-------- Supplied data --------

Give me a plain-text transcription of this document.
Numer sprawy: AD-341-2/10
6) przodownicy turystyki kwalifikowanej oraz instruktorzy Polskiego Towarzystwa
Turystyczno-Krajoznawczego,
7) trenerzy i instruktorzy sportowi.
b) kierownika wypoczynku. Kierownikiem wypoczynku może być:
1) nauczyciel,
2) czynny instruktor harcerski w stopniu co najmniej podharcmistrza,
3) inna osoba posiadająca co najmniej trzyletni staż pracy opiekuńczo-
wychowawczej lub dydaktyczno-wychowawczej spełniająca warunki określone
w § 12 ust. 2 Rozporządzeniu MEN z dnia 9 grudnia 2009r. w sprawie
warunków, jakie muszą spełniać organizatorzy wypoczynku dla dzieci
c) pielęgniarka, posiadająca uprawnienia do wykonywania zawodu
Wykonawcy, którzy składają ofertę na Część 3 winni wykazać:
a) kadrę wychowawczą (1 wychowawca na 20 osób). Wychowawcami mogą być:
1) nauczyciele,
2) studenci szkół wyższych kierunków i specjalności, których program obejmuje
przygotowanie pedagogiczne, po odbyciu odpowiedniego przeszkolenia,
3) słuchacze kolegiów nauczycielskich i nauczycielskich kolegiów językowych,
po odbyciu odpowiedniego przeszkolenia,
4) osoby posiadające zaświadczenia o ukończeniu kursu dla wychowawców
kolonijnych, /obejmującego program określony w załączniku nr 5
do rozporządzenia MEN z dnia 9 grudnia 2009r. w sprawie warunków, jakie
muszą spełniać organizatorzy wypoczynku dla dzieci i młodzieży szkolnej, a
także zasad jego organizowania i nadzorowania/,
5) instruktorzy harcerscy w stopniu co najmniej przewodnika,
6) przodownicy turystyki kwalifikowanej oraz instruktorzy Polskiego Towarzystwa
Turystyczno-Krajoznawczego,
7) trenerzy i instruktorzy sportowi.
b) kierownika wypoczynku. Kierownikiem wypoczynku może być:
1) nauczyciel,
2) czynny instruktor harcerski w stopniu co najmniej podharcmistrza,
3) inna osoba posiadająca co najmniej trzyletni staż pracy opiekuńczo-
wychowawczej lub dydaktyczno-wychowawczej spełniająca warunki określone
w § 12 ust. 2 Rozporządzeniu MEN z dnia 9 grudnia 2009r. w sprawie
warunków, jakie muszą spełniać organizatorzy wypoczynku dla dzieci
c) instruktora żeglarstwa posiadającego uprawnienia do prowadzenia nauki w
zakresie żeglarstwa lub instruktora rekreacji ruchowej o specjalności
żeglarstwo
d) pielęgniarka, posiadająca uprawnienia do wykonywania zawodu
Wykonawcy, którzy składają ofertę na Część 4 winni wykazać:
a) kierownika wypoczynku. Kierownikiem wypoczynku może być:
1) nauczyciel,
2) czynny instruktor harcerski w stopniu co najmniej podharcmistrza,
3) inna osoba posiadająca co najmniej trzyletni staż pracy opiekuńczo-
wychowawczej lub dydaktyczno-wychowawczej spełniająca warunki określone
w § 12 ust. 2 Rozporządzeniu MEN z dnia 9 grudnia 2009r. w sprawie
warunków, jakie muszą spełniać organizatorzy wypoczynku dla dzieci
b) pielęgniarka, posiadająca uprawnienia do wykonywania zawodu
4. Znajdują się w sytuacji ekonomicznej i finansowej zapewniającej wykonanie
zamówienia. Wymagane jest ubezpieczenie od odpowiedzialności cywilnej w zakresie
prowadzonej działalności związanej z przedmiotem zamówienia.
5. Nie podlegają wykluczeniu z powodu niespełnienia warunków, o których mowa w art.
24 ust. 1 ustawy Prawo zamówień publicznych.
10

--------

→ Task instructions:
Looking at the records above, work out how many lines include the word "pielęgniarka", then give that number by itself.

→ Written answer:
3